Problem requirements.
Read the listing and extract each line that includes the word "khuyến".
===== Dataset entries =====
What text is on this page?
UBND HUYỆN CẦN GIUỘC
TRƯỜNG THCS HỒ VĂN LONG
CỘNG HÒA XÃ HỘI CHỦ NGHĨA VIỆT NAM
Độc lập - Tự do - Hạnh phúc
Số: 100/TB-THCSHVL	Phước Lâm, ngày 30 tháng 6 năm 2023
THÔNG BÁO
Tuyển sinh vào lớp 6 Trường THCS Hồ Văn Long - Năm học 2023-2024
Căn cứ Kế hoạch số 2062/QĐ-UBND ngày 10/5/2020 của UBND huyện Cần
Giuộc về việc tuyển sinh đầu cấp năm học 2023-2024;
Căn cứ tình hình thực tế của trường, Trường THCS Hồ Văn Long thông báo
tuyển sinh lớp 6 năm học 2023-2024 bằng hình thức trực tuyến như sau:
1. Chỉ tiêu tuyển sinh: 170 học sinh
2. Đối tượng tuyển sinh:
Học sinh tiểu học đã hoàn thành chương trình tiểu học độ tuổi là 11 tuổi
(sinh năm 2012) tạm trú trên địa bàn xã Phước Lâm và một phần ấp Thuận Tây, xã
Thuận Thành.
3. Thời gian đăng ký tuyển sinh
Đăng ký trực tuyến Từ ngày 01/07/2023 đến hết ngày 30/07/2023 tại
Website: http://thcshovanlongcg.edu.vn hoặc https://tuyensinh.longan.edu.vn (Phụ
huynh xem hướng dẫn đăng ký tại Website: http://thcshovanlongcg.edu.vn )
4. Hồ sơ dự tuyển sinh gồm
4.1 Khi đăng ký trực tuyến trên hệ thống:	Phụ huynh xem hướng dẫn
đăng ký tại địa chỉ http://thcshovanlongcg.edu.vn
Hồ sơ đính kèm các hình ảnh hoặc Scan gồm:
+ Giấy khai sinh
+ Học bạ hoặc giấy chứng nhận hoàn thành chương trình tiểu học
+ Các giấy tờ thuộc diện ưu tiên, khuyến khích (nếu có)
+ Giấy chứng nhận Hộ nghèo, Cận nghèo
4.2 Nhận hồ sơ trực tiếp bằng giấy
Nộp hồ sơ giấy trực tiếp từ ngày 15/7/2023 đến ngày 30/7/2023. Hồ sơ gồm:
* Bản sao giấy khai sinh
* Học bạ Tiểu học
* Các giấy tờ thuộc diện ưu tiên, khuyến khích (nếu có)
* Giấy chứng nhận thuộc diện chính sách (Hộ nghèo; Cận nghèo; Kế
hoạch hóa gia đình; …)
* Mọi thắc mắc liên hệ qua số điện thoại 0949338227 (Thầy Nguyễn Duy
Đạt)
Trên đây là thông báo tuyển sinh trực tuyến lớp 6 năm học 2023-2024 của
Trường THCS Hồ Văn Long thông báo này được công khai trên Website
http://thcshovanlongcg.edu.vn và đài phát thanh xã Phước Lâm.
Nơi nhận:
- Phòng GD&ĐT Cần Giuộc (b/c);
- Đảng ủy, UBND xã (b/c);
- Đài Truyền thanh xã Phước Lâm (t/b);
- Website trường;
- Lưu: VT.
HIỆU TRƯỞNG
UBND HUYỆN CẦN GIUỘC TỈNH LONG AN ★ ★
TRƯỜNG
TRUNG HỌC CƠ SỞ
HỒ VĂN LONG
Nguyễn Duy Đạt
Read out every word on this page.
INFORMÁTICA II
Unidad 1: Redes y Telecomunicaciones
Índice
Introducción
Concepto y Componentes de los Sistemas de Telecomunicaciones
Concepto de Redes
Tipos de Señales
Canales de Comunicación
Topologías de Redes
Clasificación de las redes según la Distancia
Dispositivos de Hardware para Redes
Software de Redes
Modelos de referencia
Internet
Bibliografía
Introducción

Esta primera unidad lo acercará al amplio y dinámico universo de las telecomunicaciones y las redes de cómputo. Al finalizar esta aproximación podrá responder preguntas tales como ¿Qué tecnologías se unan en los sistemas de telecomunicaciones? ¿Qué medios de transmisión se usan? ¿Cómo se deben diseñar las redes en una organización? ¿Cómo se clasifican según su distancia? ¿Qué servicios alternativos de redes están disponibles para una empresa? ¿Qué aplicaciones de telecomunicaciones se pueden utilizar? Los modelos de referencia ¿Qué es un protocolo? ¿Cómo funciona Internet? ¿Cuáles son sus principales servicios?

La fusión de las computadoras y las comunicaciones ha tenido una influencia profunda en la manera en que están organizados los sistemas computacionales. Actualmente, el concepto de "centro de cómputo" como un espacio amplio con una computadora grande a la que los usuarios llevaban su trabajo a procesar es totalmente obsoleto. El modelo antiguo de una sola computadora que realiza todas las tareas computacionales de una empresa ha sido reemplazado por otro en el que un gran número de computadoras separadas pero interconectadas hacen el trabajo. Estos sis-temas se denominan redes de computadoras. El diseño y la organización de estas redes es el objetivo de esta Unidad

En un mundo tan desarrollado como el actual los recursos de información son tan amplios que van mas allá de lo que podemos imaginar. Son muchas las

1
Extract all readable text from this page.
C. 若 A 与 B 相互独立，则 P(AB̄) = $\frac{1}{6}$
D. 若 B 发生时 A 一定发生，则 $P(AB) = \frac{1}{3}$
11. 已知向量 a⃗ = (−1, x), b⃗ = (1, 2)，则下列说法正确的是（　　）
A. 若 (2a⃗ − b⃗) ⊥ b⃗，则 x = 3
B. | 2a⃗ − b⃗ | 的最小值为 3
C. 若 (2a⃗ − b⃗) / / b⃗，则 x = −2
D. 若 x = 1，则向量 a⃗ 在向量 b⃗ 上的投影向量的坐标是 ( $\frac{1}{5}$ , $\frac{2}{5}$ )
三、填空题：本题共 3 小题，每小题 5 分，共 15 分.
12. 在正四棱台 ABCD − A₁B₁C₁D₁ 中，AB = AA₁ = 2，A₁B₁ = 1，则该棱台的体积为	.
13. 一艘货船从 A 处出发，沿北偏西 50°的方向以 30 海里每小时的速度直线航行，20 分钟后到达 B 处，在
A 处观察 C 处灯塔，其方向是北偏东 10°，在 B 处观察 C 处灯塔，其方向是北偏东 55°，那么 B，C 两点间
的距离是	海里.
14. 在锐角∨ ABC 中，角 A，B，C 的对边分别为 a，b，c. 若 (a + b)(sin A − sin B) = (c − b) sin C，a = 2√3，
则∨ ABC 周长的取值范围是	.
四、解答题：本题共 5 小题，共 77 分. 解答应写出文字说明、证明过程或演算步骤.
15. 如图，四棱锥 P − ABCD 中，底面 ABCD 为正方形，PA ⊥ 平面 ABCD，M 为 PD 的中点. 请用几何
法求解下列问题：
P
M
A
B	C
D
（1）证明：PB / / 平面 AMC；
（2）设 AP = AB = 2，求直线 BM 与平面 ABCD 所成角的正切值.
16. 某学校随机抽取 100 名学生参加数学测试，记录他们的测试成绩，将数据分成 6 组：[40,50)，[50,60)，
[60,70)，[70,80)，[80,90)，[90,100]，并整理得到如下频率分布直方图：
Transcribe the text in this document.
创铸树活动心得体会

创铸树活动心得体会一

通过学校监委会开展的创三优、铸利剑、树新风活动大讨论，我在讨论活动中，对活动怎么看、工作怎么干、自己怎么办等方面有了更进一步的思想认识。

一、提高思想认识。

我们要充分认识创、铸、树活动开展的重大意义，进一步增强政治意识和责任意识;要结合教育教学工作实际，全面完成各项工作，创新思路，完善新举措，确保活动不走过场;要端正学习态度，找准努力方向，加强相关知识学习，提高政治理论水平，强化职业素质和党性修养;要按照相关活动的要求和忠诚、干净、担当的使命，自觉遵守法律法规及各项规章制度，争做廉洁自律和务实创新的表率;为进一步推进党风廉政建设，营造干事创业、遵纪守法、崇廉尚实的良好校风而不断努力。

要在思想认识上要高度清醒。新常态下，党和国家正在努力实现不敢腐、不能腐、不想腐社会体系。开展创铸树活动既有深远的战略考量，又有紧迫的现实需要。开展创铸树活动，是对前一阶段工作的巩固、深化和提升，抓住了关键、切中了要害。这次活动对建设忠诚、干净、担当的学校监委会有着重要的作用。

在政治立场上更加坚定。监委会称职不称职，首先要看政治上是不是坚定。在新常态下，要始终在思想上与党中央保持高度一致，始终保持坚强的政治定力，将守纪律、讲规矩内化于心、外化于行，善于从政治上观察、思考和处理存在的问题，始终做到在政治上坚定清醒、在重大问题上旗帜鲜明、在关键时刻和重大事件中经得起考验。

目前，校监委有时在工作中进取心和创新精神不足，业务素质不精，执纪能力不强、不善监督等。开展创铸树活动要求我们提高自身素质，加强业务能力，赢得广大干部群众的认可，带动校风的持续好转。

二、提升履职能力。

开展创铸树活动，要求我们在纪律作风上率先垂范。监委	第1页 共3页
=====
The output.
+ Các giấy tờ thuộc diện ưu tiên, khuyến khích (nếu có)
* Các giấy tờ thuộc diện ưu tiên, khuyến khích (nếu có)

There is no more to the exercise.